[Figure record listings]

------------------------------------------------

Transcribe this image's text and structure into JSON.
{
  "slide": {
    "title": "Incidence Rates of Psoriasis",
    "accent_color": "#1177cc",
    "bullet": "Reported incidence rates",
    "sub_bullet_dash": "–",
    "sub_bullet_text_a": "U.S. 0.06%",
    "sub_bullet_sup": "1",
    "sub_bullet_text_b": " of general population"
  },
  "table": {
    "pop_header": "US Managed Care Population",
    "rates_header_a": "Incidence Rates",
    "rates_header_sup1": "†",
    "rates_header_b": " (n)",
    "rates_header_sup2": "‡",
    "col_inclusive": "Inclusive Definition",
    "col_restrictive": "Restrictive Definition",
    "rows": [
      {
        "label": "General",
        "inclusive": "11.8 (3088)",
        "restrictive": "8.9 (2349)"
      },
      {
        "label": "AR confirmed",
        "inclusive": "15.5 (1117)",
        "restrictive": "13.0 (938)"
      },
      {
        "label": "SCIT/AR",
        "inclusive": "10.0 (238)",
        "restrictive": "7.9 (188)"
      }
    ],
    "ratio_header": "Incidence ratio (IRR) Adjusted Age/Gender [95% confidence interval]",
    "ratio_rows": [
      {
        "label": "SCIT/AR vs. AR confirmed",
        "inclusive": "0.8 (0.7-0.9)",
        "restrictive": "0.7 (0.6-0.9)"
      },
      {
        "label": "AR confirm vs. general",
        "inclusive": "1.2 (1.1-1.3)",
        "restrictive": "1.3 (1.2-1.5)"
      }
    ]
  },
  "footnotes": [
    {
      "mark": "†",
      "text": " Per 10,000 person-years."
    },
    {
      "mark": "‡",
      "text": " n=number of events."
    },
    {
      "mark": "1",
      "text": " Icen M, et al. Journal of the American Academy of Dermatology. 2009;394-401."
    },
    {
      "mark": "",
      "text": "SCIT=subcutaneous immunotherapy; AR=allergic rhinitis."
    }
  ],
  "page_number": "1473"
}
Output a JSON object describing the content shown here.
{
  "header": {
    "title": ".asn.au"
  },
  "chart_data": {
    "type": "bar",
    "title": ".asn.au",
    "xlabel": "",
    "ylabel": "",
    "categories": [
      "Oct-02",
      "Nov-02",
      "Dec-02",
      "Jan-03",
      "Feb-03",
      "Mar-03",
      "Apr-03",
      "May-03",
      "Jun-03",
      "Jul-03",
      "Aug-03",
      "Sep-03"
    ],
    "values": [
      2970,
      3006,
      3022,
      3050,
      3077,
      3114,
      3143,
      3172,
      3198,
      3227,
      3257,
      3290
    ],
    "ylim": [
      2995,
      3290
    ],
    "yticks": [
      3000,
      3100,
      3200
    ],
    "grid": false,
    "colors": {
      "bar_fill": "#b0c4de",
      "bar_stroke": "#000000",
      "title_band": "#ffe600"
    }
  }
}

------------------------------------------------

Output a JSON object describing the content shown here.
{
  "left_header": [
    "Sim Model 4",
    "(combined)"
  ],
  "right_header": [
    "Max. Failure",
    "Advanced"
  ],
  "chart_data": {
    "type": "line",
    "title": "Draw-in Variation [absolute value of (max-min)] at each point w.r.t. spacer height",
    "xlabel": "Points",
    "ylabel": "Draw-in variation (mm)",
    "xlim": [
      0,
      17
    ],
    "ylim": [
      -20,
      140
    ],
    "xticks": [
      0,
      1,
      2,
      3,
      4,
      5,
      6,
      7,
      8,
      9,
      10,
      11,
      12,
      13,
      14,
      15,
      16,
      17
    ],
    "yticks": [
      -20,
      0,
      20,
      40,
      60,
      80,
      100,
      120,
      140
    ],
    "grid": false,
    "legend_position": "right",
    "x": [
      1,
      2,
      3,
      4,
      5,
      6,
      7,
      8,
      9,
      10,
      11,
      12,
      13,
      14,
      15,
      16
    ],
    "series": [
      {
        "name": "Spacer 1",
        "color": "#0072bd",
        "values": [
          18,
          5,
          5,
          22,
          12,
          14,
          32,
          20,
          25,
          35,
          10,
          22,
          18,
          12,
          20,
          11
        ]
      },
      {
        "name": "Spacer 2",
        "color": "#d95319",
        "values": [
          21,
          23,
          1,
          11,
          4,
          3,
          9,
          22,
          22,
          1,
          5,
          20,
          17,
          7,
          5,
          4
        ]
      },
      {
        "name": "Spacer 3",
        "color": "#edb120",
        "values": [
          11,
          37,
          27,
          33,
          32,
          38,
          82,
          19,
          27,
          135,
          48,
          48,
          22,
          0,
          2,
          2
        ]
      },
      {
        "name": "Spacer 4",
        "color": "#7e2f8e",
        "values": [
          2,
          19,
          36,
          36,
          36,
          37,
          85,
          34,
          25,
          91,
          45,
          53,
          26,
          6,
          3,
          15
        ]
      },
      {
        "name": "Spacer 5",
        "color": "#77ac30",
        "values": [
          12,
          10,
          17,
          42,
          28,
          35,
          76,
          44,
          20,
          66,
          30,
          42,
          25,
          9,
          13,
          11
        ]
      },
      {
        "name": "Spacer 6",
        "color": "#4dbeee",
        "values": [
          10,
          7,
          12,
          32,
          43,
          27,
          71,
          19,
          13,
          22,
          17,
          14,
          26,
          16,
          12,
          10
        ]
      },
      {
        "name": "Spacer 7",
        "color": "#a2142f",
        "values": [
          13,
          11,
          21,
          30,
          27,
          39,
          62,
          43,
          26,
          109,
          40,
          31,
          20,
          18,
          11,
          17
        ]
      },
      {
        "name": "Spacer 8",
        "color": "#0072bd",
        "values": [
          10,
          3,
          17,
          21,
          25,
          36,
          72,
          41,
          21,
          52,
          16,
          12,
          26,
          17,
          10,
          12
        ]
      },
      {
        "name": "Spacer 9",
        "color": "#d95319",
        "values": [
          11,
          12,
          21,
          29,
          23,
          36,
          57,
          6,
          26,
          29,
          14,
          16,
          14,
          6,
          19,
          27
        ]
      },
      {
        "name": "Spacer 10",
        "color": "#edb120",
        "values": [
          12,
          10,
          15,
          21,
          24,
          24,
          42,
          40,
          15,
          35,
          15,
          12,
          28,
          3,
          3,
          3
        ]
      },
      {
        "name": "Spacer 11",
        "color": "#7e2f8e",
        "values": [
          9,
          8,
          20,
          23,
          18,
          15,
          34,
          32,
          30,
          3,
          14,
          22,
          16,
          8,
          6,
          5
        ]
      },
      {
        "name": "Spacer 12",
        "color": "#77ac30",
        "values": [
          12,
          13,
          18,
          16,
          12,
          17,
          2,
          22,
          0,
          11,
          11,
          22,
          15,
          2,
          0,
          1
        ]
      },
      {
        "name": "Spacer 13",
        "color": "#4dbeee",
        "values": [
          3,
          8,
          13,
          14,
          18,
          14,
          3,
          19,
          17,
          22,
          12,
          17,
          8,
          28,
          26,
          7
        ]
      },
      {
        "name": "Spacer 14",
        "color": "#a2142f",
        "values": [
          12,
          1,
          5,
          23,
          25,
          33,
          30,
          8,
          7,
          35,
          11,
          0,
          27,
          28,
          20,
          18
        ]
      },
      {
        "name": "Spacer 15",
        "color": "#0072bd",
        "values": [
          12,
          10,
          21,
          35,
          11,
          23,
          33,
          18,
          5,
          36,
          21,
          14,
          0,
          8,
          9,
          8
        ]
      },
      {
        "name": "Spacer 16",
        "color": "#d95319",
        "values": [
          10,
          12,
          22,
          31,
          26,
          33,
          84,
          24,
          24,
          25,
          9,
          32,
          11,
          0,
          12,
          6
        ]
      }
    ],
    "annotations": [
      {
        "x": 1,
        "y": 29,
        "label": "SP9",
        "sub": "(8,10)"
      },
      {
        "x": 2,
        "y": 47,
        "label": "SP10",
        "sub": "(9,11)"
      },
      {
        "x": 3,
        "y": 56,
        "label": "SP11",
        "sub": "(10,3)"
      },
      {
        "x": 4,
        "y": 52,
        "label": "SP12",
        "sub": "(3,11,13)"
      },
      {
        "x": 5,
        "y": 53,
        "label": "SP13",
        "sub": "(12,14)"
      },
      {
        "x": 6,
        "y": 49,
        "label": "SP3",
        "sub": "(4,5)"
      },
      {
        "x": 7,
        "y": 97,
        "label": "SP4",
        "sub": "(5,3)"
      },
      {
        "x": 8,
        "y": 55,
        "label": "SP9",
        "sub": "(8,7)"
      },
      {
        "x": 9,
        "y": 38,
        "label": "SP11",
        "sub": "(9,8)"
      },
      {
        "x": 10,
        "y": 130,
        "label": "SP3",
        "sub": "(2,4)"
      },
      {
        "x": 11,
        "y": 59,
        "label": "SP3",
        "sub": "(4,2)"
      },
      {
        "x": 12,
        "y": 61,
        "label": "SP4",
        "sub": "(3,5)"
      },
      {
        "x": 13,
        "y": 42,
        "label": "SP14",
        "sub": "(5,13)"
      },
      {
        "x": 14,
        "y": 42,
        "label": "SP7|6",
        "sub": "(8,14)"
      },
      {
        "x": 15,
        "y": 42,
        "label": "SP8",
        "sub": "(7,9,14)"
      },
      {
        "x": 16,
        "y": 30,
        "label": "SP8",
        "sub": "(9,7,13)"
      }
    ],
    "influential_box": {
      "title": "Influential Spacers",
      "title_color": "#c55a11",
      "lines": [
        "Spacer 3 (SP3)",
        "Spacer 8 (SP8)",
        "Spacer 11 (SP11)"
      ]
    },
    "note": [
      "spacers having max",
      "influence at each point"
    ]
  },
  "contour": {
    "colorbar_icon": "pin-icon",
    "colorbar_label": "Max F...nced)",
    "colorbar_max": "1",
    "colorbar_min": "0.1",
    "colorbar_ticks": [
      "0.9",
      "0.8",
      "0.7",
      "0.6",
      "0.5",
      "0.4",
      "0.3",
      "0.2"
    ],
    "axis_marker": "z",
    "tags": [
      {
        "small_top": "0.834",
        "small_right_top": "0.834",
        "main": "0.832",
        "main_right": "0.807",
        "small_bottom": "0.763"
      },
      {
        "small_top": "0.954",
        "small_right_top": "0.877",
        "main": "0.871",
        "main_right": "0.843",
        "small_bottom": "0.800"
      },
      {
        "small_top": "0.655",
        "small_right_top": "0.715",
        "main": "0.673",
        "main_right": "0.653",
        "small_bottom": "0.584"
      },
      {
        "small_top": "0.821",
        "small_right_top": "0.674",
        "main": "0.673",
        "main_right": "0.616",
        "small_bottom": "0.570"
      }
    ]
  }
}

------------------------------------------------

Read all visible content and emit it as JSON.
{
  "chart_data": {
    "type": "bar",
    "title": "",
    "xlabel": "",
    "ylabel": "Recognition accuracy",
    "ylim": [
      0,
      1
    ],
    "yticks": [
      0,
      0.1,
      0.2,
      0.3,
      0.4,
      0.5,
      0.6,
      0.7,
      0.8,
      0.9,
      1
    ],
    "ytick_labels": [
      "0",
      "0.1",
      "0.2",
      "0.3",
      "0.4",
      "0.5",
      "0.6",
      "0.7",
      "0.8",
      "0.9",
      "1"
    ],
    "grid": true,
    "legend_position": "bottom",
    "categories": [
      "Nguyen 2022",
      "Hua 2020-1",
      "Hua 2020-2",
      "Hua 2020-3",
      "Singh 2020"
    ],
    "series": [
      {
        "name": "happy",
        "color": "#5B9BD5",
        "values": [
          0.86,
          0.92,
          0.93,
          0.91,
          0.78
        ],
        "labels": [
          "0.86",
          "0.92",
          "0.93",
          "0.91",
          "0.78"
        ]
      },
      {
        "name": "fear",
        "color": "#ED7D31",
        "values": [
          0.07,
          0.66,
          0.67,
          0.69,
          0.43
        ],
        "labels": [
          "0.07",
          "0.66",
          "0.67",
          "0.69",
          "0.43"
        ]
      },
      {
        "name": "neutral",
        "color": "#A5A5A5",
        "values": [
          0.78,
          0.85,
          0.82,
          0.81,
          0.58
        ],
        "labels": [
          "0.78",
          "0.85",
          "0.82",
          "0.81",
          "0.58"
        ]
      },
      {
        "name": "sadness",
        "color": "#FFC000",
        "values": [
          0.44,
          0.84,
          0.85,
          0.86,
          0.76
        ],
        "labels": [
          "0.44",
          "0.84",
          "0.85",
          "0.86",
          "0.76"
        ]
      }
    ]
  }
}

------------------------------------------------

- [Do this]:
Copy every line of the listing that includes the string "Draw".

- [Result below]:
    "title": "Draw-in Variation [absolute value of (max-min)] at each point w.r.t. spacer height",
    "ylabel": "Draw-in variation (mm)",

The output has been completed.